▶ **REQUIRED TASK**
Extract the records below word for word and ignore the images.

▶ **RECORDS PROVIDED**
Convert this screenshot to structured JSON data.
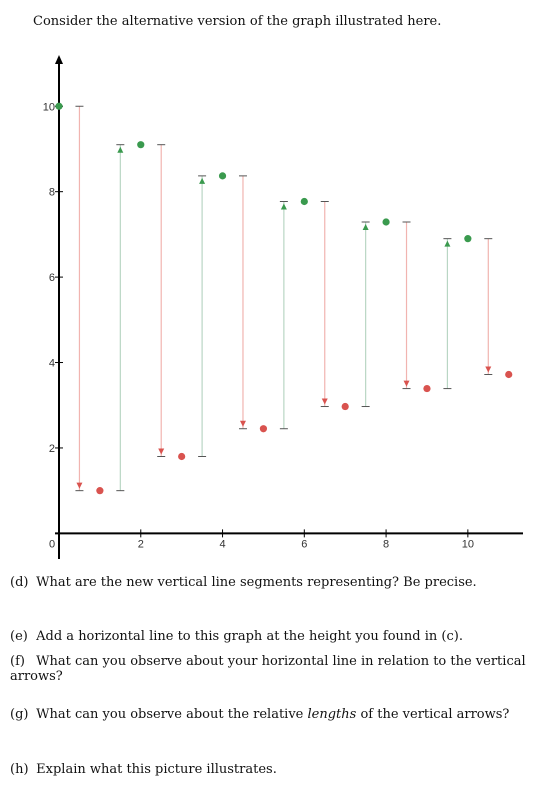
{
  "intro": "Consider the alternative version of the graph illustrated here.",
  "questions": [
    {
      "label": "(d)",
      "text": "What are the new vertical line segments representing? Be precise."
    },
    {
      "label": "(e)",
      "text": "Add a horizontal line to this graph at the height you found in (c)."
    },
    {
      "label": "(f)",
      "text": "What can you observe about your horizontal line in relation to the vertical arrows?"
    },
    {
      "label": "(g)",
      "text_before": "What can you observe about the relative ",
      "text_em": "lengths",
      "text_after": " of the vertical arrows?"
    },
    {
      "label": "(h)",
      "text": "Explain what this picture illustrates."
    }
  ],
  "chart_data": {
    "type": "scatter",
    "xlim": [
      0,
      11.3
    ],
    "ylim": [
      -0.6,
      11.2
    ],
    "x_ticks": [
      2,
      4,
      6,
      8,
      10
    ],
    "x_tick_labels": [
      "2",
      "4",
      "6",
      "8",
      "10"
    ],
    "y_ticks": [
      2,
      4,
      6,
      8,
      10
    ],
    "y_tick_labels": [
      "2",
      "4",
      "6",
      "8",
      "10"
    ],
    "origin_label": "0",
    "colors": {
      "green": "#3a9a4e",
      "red": "#d9534f",
      "green_line": "#b9d6c4",
      "red_line": "#f1b4b0",
      "axis": "#000000"
    },
    "series": [
      {
        "color": "green",
        "points": [
          [
            0,
            10
          ],
          [
            2,
            9.1
          ],
          [
            4,
            8.37
          ],
          [
            6,
            7.77
          ],
          [
            8,
            7.29
          ],
          [
            10,
            6.9
          ]
        ]
      },
      {
        "color": "red",
        "points": [
          [
            1,
            1
          ],
          [
            3,
            1.8
          ],
          [
            5,
            2.45
          ],
          [
            7,
            2.97
          ],
          [
            9,
            3.39
          ],
          [
            11,
            3.72
          ]
        ]
      }
    ],
    "arrows": [
      {
        "x": 0.5,
        "from": 10,
        "to": 1,
        "color": "red"
      },
      {
        "x": 1.5,
        "from": 1,
        "to": 9.1,
        "color": "green"
      },
      {
        "x": 2.5,
        "from": 9.1,
        "to": 1.8,
        "color": "red"
      },
      {
        "x": 3.5,
        "from": 1.8,
        "to": 8.37,
        "color": "green"
      },
      {
        "x": 4.5,
        "from": 8.37,
        "to": 2.45,
        "color": "red"
      },
      {
        "x": 5.5,
        "from": 2.45,
        "to": 7.77,
        "color": "green"
      },
      {
        "x": 6.5,
        "from": 7.77,
        "to": 2.97,
        "color": "red"
      },
      {
        "x": 7.5,
        "from": 2.97,
        "to": 7.29,
        "color": "green"
      },
      {
        "x": 8.5,
        "from": 7.29,
        "to": 3.39,
        "color": "red"
      },
      {
        "x": 9.5,
        "from": 3.39,
        "to": 6.9,
        "color": "green"
      },
      {
        "x": 10.5,
        "from": 6.9,
        "to": 3.72,
        "color": "red"
      }
    ]
  }
}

▶ **COMPLETED EXERCISE**
Convert this screenshot to structured JSON data.
{
  "intro": "Consider the alternative version of the graph illustrated here.",
  "questions": [
    {
      "label": "(d)",
      "text": "What are the new vertical line segments representing? Be precise."
    },
    {
      "label": "(e)",
      "text": "Add a horizontal line to this graph at the height you found in (c)."
    },
    {
      "label": "(f)",
      "text": "What can you observe about your horizontal line in relation to the vertical arrows?"
    },
    {
      "label": "(g)",
      "text_before": "What can you observe about the relative ",
      "text_em": "lengths",
      "text_after": " of the vertical arrows?"
    },
    {
      "label": "(h)",
      "text": "Explain what this picture illustrates."
    }
  ],
  "chart_data": {
    "type": "scatter",
    "xlim": [
      0,
      11.3
    ],
    "ylim": [
      -0.6,
      11.2
    ],
    "x_ticks": [
      2,
      4,
      6,
      8,
      10
    ],
    "x_tick_labels": [
      "2",
      "4",
      "6",
      "8",
      "10"
    ],
    "y_ticks": [
      2,
      4,
      6,
      8,
      10
    ],
    "y_tick_labels": [
      "2",
      "4",
      "6",
      "8",
      "10"
    ],
    "origin_label": "0",
    "colors": {
      "green": "#3a9a4e",
      "red": "#d9534f",
      "green_line": "#b9d6c4",
      "red_line": "#f1b4b0",
      "axis": "#000000"
    },
    "series": [
      {
        "color": "green",
        "points": [
          [
            0,
            10
          ],
          [
            2,
            9.1
          ],
          [
            4,
            8.37
          ],
          [
            6,
            7.77
          ],
          [
            8,
            7.29
          ],
          [
            10,
            6.9
          ]
        ]
      },
      {
        "color": "red",
        "points": [
          [
            1,
            1
          ],
          [
            3,
            1.8
          ],
          [
            5,
            2.45
          ],
          [
            7,
            2.97
          ],
          [
            9,
            3.39
          ],
          [
            11,
            3.72
          ]
        ]
      }
    ],
    "arrows": [
      {
        "x": 0.5,
        "from": 10,
        "to": 1,
        "color": "red"
      },
      {
        "x": 1.5,
        "from": 1,
        "to": 9.1,
        "color": "green"
      },
      {
        "x": 2.5,
        "from": 9.1,
        "to": 1.8,
        "color": "red"
      },
      {
        "x": 3.5,
        "from": 1.8,
        "to": 8.37,
        "color": "green"
      },
      {
        "x": 4.5,
        "from": 8.37,
        "to": 2.45,
        "color": "red"
      },
      {
        "x": 5.5,
        "from": 2.45,
        "to": 7.77,
        "color": "green"
      },
      {
        "x": 6.5,
        "from": 7.77,
        "to": 2.97,
        "color": "red"
      },
      {
        "x": 7.5,
        "from": 2.97,
        "to": 7.29,
        "color": "green"
      },
      {
        "x": 8.5,
        "from": 7.29,
        "to": 3.39,
        "color": "red"
      },
      {
        "x": 9.5,
        "from": 3.39,
        "to": 6.9,
        "color": "green"
      },
      {
        "x": 10.5,
        "from": 6.9,
        "to": 3.72,
        "color": "red"
      }
    ]
  }
}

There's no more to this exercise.